◆ Exercise requirements:
Pull every line containing "Index" out of the material below.

◆ Dataset records:
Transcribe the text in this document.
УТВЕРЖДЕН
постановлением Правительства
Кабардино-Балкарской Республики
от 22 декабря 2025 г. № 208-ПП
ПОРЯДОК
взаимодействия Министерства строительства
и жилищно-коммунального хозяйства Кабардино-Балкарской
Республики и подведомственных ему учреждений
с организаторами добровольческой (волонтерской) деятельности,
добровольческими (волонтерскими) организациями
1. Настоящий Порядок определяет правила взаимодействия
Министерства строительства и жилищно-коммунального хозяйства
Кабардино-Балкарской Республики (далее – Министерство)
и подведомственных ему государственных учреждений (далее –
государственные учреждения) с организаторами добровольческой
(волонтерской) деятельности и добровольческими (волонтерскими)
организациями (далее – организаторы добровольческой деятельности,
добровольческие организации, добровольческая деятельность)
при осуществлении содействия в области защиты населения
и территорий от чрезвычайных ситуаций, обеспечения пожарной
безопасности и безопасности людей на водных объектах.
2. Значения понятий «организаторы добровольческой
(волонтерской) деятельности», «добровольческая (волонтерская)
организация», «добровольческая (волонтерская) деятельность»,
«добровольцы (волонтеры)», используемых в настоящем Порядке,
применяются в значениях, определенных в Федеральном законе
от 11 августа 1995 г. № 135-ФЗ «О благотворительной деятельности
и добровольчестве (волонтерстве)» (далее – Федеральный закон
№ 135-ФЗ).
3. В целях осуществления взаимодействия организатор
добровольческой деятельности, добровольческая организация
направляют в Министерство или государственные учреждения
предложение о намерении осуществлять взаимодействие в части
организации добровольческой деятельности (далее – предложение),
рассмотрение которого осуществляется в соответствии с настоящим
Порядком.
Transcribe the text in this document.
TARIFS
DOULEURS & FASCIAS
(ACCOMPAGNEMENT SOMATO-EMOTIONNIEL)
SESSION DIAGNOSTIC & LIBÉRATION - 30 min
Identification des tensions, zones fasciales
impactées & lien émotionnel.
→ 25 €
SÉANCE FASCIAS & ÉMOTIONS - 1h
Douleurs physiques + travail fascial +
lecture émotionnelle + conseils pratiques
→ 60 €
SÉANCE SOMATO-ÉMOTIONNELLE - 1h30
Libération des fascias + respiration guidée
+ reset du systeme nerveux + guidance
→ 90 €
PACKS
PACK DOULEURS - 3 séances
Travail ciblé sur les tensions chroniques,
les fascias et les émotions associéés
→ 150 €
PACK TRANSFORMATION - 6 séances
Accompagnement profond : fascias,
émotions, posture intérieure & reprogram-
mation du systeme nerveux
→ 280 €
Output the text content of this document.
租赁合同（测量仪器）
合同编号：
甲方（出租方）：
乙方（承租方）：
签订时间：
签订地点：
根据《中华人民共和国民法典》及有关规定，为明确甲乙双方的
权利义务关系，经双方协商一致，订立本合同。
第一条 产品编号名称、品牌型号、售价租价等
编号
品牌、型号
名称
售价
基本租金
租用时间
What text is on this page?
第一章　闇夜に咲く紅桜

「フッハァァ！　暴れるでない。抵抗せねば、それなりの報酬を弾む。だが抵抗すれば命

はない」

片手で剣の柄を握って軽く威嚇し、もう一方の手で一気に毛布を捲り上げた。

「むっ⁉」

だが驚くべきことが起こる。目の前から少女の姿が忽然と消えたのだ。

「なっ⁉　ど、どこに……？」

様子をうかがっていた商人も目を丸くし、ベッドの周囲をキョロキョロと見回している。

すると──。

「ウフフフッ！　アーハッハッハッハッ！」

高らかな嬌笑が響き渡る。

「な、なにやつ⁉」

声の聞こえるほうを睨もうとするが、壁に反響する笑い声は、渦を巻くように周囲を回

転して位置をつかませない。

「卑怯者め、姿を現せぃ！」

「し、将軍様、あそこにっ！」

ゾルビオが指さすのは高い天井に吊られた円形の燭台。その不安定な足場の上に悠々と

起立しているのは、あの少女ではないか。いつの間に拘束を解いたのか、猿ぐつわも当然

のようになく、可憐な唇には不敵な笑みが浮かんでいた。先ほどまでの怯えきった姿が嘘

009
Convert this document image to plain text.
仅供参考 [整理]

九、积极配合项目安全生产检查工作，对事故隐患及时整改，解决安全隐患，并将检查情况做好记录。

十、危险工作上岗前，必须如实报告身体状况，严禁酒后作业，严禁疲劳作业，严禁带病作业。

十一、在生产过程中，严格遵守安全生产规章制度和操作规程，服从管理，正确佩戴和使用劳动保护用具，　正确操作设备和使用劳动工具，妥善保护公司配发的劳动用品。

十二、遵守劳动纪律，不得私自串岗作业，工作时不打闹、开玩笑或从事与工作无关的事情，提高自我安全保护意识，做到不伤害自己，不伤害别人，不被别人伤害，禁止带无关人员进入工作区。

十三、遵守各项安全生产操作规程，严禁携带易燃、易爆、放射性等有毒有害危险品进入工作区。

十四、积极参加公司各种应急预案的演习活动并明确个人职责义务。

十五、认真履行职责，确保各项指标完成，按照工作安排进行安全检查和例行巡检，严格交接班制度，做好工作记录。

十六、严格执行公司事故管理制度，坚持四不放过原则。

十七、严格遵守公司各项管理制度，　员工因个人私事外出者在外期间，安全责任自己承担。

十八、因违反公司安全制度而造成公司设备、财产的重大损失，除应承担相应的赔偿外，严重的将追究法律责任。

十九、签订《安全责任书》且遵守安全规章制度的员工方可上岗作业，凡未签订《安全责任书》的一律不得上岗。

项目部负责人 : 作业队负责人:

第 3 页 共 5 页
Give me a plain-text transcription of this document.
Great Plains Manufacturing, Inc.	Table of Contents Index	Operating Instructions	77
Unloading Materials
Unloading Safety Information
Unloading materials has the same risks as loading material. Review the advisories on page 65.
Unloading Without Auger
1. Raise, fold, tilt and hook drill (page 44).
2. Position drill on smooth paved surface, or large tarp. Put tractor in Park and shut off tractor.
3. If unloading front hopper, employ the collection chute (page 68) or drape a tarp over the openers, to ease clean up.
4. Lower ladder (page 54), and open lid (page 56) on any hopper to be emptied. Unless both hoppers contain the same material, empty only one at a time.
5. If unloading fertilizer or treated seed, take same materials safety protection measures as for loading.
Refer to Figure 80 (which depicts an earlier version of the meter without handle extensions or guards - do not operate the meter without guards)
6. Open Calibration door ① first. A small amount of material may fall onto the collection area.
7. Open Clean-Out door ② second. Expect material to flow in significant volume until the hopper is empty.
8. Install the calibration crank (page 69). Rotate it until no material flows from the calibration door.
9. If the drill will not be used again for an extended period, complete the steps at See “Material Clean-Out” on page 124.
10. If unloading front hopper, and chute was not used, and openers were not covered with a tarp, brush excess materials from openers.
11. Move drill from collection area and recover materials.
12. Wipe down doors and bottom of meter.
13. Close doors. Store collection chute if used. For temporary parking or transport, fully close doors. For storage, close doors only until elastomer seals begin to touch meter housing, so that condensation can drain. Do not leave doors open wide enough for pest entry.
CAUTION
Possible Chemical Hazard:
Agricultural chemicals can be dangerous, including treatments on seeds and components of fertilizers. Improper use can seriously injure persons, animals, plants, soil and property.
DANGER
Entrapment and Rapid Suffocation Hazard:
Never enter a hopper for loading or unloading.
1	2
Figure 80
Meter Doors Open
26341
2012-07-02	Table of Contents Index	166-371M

◆ Answer to this exercise:
Great Plains Manufacturing, Inc.	Table of Contents Index	Operating Instructions	77
2012-07-02	Table of Contents Index	166-371M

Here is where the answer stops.